§ GIVEN REQUEST
Repeat every line of the data exactly, but not the pictures.

§ SOURCE MATERIAL

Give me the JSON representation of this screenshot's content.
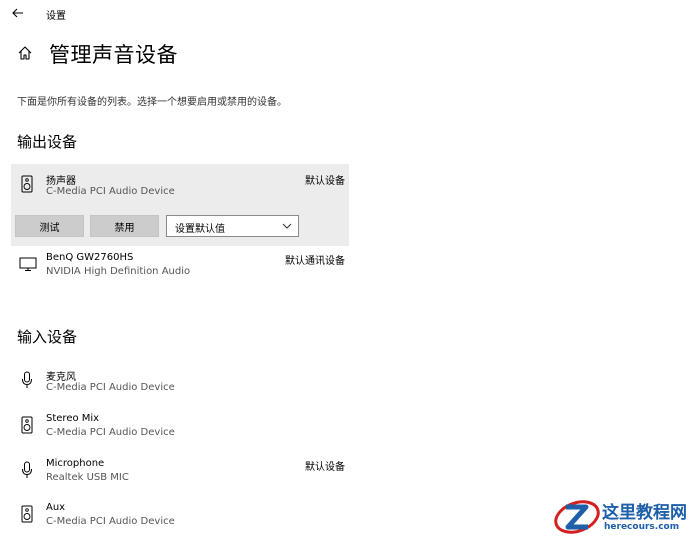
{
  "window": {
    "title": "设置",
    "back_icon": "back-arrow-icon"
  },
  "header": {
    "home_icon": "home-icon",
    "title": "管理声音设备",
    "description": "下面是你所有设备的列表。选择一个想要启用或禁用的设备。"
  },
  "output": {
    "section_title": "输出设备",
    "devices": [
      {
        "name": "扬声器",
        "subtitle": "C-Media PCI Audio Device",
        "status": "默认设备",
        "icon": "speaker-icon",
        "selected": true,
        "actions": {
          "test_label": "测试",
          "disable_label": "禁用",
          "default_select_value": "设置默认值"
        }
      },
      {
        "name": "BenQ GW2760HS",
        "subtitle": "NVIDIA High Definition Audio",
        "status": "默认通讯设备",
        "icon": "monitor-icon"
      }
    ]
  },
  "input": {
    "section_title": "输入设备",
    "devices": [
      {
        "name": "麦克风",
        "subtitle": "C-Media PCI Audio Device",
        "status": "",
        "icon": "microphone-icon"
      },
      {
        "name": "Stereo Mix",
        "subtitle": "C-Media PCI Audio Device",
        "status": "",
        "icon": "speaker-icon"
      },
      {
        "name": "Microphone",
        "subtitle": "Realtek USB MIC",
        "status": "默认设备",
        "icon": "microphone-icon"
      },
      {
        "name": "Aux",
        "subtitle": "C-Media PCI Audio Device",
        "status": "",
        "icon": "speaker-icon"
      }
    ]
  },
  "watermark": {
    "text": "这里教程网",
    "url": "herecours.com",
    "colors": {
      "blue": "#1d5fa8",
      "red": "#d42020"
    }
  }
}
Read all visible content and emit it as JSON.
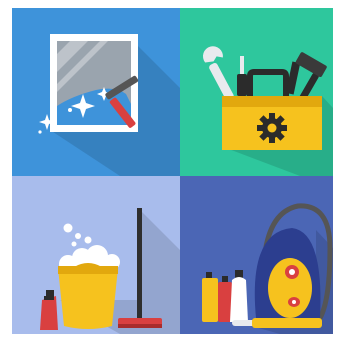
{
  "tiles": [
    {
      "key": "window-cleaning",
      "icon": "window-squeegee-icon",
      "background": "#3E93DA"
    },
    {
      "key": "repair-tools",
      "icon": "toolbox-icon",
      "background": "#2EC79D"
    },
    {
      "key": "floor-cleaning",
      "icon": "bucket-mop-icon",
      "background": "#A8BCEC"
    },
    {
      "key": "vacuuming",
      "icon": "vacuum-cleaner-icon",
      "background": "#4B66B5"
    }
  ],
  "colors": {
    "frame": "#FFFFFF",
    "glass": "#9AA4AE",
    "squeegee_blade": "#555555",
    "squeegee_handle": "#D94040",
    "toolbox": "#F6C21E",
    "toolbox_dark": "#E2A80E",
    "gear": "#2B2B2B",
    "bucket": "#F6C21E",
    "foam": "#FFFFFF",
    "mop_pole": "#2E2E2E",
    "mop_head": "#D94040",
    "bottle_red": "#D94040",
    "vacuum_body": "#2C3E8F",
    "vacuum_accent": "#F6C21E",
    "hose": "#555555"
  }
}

§ TASK RESULT
Give me the JSON representation of this screenshot's content.
{
  "window": {
    "title": "设置",
    "back_icon": "back-arrow-icon"
  },
  "header": {
    "home_icon": "home-icon",
    "title": "管理声音设备",
    "description": "下面是你所有设备的列表。选择一个想要启用或禁用的设备。"
  },
  "output": {
    "section_title": "输出设备",
    "devices": [
      {
        "name": "扬声器",
        "subtitle": "C-Media PCI Audio Device",
        "status": "默认设备",
        "icon": "speaker-icon",
        "selected": true,
        "actions": {
          "test_label": "测试",
          "disable_label": "禁用",
          "default_select_value": "设置默认值"
        }
      },
      {
        "name": "BenQ GW2760HS",
        "subtitle": "NVIDIA High Definition Audio",
        "status": "默认通讯设备",
        "icon": "monitor-icon"
      }
    ]
  },
  "input": {
    "section_title": "输入设备",
    "devices": [
      {
        "name": "麦克风",
        "subtitle": "C-Media PCI Audio Device",
        "status": "",
        "icon": "microphone-icon"
      },
      {
        "name": "Stereo Mix",
        "subtitle": "C-Media PCI Audio Device",
        "status": "",
        "icon": "speaker-icon"
      },
      {
        "name": "Microphone",
        "subtitle": "Realtek USB MIC",
        "status": "默认设备",
        "icon": "microphone-icon"
      },
      {
        "name": "Aux",
        "subtitle": "C-Media PCI Audio Device",
        "status": "",
        "icon": "speaker-icon"
      }
    ]
  },
  "watermark": {
    "text": "这里教程网",
    "url": "herecours.com",
    "colors": {
      "blue": "#1d5fa8",
      "red": "#d42020"
    }
  }
}
Read all visible content and emit it as JSON.
{
  "tiles": [
    {
      "key": "window-cleaning",
      "icon": "window-squeegee-icon",
      "background": "#3E93DA"
    },
    {
      "key": "repair-tools",
      "icon": "toolbox-icon",
      "background": "#2EC79D"
    },
    {
      "key": "floor-cleaning",
      "icon": "bucket-mop-icon",
      "background": "#A8BCEC"
    },
    {
      "key": "vacuuming",
      "icon": "vacuum-cleaner-icon",
      "background": "#4B66B5"
    }
  ],
  "colors": {
    "frame": "#FFFFFF",
    "glass": "#9AA4AE",
    "squeegee_blade": "#555555",
    "squeegee_handle": "#D94040",
    "toolbox": "#F6C21E",
    "toolbox_dark": "#E2A80E",
    "gear": "#2B2B2B",
    "bucket": "#F6C21E",
    "foam": "#FFFFFF",
    "mop_pole": "#2E2E2E",
    "mop_head": "#D94040",
    "bottle_red": "#D94040",
    "vacuum_body": "#2C3E8F",
    "vacuum_accent": "#F6C21E",
    "hose": "#555555"
  }
}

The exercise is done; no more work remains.